(Data listing)
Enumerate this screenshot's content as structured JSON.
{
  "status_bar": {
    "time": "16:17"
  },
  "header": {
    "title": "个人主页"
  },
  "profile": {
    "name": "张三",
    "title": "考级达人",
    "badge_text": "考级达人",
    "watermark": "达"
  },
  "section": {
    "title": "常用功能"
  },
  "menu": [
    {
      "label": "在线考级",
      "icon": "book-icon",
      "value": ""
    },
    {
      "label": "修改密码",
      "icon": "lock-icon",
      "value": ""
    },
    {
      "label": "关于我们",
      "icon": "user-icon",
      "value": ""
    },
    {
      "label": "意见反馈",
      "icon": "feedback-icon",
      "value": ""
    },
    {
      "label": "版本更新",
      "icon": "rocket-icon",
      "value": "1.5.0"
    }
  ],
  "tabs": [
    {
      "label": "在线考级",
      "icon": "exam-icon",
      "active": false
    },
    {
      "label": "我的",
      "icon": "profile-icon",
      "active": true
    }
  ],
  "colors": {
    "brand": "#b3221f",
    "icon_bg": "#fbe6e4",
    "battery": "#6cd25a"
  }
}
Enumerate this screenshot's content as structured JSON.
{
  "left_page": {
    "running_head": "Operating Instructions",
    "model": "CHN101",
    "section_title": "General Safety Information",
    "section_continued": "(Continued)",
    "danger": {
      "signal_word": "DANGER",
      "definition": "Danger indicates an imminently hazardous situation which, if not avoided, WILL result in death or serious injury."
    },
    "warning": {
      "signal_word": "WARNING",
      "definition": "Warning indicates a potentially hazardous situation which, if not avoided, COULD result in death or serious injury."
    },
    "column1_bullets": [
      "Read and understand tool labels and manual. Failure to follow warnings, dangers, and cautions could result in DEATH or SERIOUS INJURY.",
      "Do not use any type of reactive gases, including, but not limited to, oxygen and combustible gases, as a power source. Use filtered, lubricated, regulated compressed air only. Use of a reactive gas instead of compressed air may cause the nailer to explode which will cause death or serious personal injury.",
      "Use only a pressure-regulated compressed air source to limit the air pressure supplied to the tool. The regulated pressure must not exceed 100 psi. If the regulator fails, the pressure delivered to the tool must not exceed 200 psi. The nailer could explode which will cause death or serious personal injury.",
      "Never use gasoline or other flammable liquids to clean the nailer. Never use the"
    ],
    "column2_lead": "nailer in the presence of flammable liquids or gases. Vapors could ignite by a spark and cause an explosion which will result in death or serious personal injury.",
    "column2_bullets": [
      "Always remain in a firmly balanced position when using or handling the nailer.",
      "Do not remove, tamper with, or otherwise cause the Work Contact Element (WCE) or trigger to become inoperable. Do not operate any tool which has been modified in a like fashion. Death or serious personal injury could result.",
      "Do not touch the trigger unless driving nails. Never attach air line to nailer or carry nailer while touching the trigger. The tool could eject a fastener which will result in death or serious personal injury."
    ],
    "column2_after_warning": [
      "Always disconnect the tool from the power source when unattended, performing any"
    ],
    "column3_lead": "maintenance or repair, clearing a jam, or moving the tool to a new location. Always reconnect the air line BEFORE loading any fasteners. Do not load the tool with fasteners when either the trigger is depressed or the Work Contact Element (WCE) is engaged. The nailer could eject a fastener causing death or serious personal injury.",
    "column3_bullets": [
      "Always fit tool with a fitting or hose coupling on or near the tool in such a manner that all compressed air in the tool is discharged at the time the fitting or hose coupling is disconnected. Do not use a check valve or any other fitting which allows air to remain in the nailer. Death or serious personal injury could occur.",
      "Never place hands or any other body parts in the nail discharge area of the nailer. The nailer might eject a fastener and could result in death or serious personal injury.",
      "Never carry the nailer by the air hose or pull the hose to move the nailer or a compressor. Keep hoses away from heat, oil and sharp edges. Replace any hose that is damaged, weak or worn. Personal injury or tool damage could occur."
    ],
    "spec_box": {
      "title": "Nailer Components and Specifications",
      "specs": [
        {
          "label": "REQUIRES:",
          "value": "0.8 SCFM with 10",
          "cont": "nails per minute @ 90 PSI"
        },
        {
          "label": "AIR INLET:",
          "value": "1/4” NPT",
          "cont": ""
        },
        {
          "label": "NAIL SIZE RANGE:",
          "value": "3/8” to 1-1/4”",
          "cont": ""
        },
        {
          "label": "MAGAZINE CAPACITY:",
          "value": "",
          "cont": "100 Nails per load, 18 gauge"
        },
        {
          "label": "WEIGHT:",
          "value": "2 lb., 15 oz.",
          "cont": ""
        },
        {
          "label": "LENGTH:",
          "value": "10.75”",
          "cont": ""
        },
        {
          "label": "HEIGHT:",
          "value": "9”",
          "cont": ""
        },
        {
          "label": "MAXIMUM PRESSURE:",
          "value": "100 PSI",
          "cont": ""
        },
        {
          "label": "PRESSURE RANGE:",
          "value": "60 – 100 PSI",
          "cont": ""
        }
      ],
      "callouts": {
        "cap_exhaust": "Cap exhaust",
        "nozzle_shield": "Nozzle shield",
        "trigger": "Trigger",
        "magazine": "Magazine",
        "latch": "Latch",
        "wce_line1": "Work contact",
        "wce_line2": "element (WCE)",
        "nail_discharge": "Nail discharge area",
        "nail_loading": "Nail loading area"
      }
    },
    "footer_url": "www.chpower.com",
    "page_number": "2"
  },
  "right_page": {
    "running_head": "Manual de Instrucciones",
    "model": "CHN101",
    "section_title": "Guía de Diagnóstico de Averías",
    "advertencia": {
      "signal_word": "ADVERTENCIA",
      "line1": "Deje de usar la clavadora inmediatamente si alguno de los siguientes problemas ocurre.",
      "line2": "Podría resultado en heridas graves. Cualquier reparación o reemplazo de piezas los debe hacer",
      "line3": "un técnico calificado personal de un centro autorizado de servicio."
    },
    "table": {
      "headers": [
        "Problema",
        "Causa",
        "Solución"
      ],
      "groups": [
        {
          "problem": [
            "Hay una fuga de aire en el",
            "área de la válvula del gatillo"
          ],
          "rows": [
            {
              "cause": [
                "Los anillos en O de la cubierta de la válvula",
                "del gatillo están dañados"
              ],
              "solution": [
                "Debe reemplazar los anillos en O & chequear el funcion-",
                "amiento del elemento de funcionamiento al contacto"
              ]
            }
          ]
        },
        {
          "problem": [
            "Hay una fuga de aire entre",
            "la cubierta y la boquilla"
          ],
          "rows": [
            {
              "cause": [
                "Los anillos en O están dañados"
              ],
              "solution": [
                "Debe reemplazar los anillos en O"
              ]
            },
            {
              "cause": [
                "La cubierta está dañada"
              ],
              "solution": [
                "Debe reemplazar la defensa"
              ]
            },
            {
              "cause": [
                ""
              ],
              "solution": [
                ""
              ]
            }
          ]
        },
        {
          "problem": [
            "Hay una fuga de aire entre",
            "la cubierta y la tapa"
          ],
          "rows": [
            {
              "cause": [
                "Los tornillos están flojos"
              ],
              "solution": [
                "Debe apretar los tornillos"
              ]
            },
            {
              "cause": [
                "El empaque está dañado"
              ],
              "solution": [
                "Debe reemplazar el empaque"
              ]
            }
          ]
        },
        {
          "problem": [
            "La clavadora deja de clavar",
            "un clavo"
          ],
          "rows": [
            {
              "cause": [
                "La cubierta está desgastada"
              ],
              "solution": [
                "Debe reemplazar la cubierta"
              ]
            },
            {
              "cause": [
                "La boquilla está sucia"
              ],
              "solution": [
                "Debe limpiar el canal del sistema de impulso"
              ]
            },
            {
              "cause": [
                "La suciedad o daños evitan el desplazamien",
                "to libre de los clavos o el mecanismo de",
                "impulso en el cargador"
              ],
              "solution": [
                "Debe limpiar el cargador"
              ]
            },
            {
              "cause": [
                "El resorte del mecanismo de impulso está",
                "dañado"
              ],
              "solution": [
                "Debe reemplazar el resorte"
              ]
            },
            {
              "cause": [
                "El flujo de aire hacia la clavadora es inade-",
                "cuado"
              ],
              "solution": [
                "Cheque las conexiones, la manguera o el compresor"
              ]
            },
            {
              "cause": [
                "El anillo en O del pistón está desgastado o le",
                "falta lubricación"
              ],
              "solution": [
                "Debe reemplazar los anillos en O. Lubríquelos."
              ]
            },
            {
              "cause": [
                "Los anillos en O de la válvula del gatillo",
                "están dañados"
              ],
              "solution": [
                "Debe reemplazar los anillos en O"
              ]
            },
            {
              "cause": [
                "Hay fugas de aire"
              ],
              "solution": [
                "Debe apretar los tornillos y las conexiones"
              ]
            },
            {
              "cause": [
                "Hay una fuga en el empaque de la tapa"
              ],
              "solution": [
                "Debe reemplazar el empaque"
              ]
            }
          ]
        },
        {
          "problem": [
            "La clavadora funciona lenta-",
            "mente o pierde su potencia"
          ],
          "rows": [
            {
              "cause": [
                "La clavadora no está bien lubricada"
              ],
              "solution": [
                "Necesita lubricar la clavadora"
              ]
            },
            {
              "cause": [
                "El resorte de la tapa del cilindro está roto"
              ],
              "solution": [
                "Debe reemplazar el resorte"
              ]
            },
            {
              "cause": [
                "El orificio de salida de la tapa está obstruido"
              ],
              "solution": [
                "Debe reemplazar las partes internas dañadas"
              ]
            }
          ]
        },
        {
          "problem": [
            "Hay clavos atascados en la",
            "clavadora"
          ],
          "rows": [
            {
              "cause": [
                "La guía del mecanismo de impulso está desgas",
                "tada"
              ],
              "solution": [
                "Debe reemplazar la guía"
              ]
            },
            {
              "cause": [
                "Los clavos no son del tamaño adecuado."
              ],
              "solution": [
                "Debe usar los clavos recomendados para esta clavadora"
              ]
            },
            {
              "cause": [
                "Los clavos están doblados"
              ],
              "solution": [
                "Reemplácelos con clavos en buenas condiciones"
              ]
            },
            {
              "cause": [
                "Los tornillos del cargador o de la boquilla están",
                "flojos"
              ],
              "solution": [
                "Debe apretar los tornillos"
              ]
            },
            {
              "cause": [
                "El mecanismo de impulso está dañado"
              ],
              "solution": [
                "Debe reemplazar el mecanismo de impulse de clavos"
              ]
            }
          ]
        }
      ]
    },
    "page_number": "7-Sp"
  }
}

= Do this =
Check the data for the word "válvula" and pull out the lines that have it.

= Written response =
            "área de la válvula del gatillo"
                "Los anillos en O de la cubierta de la válvula",
                "Los anillos en O de la válvula del gatillo",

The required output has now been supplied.